Copy out each line below that has the word "Month" in it.

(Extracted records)
▬▬▬▬▬▬▬▬▬▬

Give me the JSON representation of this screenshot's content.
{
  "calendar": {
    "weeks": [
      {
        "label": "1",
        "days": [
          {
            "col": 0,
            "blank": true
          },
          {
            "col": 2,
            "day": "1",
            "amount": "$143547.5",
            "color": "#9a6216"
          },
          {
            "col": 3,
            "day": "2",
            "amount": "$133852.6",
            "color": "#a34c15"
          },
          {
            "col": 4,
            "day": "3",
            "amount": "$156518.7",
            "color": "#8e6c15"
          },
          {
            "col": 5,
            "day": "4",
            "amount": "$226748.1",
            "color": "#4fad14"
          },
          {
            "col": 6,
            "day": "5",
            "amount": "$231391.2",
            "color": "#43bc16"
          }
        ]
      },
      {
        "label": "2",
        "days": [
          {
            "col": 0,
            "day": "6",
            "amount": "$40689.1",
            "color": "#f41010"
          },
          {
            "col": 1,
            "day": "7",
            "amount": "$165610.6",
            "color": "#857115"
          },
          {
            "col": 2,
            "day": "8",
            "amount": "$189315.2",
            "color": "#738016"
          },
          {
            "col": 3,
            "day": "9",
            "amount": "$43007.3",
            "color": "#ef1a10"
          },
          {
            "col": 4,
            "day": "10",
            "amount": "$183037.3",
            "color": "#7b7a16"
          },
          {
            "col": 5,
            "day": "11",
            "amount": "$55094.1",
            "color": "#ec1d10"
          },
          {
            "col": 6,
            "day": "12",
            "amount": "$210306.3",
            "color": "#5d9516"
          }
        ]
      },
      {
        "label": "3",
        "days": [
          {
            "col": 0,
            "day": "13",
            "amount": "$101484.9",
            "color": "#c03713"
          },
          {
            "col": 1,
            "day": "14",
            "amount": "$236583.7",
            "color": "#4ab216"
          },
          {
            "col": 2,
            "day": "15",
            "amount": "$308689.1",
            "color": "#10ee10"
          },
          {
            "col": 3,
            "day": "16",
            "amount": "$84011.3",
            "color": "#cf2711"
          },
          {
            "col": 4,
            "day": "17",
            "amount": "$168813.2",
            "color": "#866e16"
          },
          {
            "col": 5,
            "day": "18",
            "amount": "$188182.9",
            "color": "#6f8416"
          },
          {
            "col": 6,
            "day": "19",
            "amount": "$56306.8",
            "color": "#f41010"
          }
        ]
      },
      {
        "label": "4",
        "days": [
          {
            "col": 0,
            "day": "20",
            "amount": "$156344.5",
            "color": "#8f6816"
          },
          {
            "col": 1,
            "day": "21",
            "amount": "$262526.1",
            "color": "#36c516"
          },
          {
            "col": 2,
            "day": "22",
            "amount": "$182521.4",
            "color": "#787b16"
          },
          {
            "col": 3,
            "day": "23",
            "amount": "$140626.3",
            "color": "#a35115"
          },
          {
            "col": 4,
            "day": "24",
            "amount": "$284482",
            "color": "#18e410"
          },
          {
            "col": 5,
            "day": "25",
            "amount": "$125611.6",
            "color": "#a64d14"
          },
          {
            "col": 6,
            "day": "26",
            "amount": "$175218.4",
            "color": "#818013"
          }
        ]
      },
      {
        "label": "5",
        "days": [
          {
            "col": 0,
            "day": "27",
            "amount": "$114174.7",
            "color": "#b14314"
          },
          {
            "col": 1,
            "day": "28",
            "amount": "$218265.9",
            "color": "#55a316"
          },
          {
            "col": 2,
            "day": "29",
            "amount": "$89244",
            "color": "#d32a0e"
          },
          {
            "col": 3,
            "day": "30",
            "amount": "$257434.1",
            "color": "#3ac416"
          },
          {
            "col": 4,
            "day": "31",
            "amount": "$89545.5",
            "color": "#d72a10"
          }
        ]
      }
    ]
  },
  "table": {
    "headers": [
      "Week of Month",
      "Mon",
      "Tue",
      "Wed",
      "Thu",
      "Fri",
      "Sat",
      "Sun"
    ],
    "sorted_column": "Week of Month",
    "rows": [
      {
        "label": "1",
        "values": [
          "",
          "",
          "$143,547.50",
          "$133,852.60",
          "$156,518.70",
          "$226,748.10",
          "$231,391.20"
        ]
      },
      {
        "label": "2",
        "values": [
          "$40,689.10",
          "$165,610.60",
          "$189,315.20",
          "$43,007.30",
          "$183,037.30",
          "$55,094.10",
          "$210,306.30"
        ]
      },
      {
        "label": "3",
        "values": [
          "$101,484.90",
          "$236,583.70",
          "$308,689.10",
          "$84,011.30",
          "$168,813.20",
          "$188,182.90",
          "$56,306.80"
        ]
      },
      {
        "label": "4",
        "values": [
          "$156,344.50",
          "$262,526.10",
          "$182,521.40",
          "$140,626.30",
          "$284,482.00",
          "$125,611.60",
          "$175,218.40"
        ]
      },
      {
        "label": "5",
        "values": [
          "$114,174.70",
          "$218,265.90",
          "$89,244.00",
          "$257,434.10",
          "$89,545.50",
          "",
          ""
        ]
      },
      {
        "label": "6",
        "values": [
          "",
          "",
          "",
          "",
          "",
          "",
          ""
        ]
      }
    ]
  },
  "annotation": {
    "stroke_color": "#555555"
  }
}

▬▬▬▬▬▬▬▬▬▬

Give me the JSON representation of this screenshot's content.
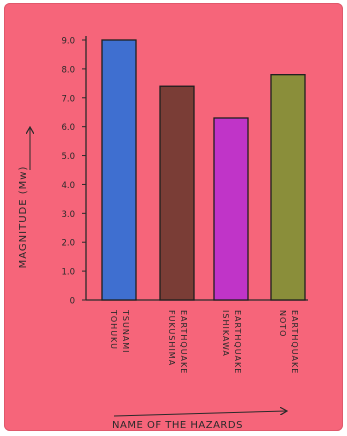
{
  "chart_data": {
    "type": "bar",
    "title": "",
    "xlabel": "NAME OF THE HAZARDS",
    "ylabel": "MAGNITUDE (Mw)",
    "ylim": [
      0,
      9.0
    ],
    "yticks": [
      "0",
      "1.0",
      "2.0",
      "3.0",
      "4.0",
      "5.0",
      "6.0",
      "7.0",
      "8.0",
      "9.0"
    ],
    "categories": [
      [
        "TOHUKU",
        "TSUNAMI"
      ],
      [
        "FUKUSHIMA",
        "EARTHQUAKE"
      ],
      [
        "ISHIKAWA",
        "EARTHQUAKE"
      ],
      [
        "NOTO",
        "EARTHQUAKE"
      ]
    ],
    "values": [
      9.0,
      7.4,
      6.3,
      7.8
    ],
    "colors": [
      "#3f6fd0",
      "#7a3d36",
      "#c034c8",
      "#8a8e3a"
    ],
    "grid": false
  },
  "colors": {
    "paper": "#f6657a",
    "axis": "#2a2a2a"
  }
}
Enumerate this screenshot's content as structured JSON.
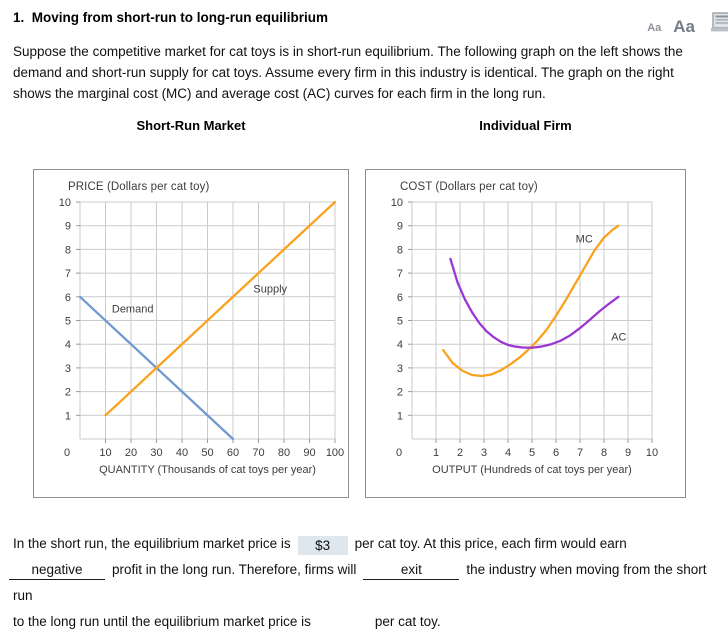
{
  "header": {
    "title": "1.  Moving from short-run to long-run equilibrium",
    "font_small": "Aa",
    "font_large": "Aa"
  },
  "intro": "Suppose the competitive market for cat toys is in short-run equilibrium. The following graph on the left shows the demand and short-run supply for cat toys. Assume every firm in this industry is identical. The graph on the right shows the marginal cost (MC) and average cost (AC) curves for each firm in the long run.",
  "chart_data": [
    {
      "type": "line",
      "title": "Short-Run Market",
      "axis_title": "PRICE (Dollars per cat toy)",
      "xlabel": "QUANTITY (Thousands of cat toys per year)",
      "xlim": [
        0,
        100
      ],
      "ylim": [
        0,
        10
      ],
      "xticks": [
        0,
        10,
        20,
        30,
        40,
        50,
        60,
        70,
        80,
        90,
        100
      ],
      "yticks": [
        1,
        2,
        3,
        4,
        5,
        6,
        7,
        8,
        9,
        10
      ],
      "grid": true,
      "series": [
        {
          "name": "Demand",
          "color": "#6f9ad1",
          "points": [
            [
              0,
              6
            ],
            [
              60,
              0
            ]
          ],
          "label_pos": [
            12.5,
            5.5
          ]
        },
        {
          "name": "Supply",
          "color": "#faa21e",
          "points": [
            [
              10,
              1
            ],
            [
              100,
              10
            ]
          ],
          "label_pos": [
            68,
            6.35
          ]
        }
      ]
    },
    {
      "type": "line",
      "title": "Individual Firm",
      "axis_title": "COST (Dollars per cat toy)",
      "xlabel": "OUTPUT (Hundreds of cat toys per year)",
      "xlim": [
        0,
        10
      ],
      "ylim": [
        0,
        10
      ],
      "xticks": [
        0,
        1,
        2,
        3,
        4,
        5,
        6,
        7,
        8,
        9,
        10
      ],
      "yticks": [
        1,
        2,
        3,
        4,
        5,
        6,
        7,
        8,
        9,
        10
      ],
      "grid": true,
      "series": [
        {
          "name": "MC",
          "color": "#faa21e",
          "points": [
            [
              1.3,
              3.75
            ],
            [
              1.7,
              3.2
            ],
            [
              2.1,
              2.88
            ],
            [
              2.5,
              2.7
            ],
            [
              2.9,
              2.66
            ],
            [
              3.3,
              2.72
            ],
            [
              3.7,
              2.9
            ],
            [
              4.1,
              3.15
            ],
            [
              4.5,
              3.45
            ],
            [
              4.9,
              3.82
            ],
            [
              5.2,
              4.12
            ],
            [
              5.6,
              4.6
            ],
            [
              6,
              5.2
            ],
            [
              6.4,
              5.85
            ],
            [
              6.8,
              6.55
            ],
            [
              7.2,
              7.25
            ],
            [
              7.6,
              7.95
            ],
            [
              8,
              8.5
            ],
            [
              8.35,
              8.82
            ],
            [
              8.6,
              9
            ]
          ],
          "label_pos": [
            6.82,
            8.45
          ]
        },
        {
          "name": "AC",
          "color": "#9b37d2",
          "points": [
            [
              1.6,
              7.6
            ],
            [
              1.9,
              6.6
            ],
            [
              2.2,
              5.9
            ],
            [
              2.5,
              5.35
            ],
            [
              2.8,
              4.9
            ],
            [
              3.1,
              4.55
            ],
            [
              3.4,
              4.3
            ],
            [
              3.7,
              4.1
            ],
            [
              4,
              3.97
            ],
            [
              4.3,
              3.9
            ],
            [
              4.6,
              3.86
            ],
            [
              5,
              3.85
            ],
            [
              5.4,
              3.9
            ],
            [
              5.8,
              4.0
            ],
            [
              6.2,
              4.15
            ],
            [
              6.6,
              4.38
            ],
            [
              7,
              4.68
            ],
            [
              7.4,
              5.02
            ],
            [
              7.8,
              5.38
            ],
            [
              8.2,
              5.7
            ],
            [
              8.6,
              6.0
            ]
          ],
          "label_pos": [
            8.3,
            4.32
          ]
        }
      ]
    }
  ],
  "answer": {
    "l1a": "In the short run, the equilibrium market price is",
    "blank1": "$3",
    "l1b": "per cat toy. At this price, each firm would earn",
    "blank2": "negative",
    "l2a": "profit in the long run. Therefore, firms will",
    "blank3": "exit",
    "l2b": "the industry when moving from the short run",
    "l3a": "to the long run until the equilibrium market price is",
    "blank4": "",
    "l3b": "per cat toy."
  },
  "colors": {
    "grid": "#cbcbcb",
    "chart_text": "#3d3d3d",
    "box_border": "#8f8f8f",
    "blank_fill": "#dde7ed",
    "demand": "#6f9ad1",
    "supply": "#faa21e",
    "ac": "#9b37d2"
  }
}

▬▬▬▬▬▬▬▬▬▬

[Task solution]
      "Week of Month",
    "sorted_column": "Week of Month",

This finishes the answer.